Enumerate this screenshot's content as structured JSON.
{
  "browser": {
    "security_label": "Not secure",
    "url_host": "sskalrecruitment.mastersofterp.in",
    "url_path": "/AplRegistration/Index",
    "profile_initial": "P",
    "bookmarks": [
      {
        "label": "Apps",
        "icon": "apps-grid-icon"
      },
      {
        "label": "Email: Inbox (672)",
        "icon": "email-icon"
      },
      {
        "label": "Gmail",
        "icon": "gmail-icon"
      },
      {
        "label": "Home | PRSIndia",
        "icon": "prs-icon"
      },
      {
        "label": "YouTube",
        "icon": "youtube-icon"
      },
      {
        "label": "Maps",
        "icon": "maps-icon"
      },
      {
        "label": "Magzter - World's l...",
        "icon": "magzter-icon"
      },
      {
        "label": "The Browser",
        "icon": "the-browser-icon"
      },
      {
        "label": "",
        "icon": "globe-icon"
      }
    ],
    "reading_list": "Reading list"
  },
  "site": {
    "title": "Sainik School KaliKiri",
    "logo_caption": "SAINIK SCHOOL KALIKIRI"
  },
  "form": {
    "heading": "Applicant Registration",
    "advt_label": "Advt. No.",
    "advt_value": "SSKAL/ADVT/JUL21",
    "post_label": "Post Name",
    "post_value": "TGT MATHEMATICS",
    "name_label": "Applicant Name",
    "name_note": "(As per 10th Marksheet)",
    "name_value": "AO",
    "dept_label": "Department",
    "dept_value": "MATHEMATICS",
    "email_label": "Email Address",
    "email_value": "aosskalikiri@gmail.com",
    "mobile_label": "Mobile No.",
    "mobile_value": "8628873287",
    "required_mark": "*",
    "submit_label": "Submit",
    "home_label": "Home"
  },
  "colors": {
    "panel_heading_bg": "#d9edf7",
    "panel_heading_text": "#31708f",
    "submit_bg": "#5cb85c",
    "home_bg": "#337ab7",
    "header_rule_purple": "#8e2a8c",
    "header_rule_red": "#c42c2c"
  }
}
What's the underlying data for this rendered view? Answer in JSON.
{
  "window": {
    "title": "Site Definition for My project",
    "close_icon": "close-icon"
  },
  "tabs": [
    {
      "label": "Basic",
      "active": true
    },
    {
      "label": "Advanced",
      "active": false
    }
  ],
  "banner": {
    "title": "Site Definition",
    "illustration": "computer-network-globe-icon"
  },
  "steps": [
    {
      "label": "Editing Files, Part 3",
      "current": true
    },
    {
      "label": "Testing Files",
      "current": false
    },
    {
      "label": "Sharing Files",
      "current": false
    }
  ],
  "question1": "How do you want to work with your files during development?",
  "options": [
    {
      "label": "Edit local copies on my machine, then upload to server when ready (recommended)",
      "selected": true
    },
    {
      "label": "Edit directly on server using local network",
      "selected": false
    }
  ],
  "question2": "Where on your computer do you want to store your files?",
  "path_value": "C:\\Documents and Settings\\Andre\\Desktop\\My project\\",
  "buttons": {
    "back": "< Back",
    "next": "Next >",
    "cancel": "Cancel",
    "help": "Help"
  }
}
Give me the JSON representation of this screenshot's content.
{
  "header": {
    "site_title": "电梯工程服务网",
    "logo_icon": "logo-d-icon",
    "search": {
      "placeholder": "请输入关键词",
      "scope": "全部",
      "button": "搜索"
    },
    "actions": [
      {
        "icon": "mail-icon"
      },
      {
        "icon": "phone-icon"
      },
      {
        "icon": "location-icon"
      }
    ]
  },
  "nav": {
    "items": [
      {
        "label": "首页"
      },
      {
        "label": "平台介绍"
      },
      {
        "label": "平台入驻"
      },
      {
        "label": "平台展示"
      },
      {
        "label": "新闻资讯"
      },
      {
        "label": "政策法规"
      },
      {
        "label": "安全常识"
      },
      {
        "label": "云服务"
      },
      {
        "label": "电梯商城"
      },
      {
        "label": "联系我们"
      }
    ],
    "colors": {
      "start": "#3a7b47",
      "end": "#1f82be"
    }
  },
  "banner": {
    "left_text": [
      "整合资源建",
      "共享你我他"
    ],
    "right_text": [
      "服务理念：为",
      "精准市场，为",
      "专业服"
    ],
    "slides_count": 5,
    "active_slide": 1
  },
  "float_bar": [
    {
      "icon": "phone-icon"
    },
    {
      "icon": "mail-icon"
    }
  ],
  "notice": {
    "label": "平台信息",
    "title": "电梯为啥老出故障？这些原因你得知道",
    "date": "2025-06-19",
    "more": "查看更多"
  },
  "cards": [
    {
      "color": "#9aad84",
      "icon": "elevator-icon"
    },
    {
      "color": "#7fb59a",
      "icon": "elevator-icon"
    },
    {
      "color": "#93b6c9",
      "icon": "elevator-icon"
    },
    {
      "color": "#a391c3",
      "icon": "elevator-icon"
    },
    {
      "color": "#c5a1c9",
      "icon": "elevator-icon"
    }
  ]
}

________

** The task **
Scan the material above. Copy each line where "screenshot" occurs.

** Exercise solution **
Enumerate this screenshot's content as structured JSON.
Give me the JSON representation of this screenshot's content.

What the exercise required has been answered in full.